EXERCISE OBJECTIVE:
Find the lines that hold the word "kanałów" and return them.

RECORDS SUPPLIED:
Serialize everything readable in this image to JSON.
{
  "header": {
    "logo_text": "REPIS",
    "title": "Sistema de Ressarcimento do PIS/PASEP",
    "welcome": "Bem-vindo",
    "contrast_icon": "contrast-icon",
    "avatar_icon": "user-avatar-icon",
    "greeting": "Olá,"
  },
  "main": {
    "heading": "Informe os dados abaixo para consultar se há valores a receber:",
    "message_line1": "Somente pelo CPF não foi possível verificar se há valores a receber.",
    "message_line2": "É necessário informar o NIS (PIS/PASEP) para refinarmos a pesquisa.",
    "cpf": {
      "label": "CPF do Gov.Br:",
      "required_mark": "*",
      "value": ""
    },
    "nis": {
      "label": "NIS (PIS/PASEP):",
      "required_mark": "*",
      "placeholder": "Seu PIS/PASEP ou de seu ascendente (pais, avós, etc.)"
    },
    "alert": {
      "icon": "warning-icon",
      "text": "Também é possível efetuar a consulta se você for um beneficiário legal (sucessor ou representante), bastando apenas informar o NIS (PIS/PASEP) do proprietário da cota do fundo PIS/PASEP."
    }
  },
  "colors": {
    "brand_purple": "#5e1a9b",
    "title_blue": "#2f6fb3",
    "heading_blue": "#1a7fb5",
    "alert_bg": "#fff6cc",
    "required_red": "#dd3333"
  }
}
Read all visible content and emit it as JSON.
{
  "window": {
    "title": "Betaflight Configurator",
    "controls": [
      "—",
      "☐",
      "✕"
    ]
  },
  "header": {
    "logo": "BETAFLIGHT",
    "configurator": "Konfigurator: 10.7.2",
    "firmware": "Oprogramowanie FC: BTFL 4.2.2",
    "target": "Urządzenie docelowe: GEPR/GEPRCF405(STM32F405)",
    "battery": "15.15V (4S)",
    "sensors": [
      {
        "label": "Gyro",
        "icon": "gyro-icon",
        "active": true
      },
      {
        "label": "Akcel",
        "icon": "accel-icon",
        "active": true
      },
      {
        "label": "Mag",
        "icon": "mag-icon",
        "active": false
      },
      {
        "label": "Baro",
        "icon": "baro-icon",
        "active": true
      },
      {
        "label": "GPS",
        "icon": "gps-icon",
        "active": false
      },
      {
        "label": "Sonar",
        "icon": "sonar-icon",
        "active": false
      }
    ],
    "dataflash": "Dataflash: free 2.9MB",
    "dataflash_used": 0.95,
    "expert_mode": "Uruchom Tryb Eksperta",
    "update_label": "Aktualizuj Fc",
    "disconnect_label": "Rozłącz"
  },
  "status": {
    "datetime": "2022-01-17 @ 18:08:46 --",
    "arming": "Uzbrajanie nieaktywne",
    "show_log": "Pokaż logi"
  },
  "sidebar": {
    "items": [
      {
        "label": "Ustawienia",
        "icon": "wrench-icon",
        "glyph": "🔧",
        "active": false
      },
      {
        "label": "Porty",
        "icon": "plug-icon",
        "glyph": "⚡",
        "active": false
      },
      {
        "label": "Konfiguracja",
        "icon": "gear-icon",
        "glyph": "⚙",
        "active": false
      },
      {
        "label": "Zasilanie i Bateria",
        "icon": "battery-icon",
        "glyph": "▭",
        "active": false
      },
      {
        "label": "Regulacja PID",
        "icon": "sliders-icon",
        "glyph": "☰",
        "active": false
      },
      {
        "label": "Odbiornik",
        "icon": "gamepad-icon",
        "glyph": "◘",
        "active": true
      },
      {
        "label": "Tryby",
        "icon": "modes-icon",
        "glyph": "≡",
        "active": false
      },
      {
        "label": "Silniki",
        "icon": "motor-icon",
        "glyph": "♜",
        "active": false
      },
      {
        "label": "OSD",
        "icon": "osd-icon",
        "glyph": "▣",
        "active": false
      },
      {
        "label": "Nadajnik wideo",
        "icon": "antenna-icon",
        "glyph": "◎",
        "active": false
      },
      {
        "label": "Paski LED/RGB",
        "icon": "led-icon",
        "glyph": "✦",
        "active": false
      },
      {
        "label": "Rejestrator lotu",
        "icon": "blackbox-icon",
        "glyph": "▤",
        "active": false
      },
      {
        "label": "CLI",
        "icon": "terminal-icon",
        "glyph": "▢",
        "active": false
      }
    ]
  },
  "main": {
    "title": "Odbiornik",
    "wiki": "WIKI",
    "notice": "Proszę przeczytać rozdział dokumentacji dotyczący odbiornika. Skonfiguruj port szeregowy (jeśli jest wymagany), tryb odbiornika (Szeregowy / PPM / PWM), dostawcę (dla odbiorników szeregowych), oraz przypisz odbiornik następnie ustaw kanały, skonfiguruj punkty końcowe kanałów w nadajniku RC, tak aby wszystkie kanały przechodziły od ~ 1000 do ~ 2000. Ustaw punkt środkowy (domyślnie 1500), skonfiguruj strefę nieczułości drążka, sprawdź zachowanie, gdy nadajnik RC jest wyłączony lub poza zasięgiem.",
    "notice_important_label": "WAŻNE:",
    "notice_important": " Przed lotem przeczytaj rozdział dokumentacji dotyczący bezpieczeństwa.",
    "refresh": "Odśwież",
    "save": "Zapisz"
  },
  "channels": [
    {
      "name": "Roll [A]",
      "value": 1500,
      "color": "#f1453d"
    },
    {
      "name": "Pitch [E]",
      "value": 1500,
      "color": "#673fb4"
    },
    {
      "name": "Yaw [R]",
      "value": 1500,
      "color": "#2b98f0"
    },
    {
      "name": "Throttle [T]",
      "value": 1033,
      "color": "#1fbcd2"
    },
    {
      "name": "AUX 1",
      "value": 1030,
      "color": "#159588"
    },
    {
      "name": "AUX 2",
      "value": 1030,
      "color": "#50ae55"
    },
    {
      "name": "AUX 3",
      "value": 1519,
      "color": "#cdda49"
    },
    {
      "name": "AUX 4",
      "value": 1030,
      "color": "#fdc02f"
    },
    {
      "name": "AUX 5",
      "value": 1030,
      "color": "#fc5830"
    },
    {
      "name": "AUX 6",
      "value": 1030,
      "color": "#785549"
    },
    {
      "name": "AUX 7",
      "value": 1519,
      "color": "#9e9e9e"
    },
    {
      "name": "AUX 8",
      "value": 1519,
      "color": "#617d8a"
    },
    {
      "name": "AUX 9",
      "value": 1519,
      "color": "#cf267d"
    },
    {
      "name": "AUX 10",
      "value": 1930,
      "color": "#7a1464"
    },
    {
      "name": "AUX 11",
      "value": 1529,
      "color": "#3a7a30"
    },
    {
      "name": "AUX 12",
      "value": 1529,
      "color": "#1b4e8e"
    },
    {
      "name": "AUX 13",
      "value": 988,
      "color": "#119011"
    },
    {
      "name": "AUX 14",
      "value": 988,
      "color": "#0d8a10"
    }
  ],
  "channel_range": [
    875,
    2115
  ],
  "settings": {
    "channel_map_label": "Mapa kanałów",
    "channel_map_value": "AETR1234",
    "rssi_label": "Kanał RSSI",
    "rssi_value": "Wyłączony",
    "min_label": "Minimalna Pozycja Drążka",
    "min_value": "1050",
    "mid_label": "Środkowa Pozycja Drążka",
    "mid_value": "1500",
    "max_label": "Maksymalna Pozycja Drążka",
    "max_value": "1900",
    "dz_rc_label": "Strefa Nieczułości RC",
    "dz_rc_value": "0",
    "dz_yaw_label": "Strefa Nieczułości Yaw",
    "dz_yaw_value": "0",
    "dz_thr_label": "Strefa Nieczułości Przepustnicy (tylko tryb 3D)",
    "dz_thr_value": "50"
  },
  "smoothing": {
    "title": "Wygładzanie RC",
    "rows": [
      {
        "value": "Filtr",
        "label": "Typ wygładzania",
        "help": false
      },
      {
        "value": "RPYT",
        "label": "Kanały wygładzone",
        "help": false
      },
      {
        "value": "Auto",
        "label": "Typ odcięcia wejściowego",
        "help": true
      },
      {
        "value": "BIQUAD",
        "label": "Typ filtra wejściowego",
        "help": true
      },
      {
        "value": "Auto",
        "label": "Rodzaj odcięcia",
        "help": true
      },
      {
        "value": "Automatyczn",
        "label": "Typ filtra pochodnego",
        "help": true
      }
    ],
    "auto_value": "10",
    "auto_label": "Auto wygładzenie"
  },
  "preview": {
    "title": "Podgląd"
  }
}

SOLUTION TO THIS EXERCISE:
    "notice": "Proszę przeczytać rozdział dokumentacji dotyczący odbiornika. Skonfiguruj port szeregowy (jeśli jest wymagany), tryb odbiornika (Szeregowy / PPM / PWM), dostawcę (dla odbiorników szeregowych), oraz przypisz odbiornik następnie ustaw kanały, skonfiguruj punkty końcowe kanałów w nadajniku RC, tak aby wszystkie kanały przechodziły od ~ 1000 do ~ 2000. Ustaw punkt środkowy (domyślnie 1500), skonfiguruj strefę nieczułości drążka, sprawdź zachowanie, gdy nadajnik RC jest wyłączony lub poza zasięgiem.",
    "channel_map_label": "Mapa kanałów",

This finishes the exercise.